Data for processing:
★ ★ ★ ★ ★

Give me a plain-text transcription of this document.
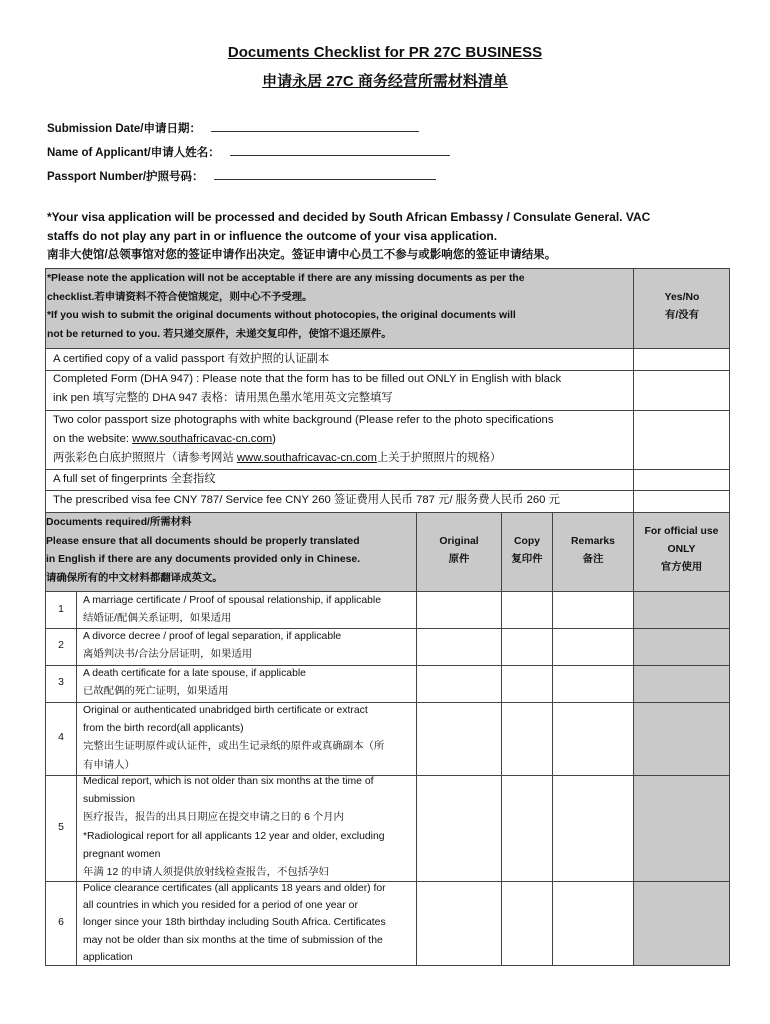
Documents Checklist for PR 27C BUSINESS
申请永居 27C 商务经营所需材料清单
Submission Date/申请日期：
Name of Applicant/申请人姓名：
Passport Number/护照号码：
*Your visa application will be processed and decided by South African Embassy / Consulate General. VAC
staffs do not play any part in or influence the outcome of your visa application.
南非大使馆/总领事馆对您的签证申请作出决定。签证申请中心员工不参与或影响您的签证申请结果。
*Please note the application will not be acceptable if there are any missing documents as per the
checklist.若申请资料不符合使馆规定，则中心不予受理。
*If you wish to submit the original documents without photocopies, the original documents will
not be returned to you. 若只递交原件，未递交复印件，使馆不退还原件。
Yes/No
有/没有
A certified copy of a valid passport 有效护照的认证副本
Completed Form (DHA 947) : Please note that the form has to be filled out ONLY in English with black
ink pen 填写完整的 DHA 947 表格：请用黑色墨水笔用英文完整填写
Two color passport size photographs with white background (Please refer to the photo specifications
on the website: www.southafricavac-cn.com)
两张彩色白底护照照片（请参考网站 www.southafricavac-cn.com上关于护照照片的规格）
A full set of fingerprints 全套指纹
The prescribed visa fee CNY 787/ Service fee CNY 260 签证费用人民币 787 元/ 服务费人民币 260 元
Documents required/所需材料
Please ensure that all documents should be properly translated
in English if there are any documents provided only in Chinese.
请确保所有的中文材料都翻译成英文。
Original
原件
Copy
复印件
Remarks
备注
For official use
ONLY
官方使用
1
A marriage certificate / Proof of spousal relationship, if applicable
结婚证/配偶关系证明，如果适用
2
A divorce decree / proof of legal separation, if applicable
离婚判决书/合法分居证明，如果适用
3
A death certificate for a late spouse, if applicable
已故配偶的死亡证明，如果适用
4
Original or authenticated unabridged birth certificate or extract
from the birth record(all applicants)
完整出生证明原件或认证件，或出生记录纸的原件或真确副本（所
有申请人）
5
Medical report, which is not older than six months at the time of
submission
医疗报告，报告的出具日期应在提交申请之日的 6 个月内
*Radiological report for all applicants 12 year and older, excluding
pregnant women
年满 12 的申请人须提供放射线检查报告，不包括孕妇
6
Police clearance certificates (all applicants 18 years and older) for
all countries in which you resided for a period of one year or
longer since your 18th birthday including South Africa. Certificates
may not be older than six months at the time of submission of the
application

★ ★ ★ ★ ★

Exercise description:
Copy every line from the records above that contains the word "report".

Task response:
Medical report, which is not older than six months at the time of
*Radiological report for all applicants 12 year and older, excluding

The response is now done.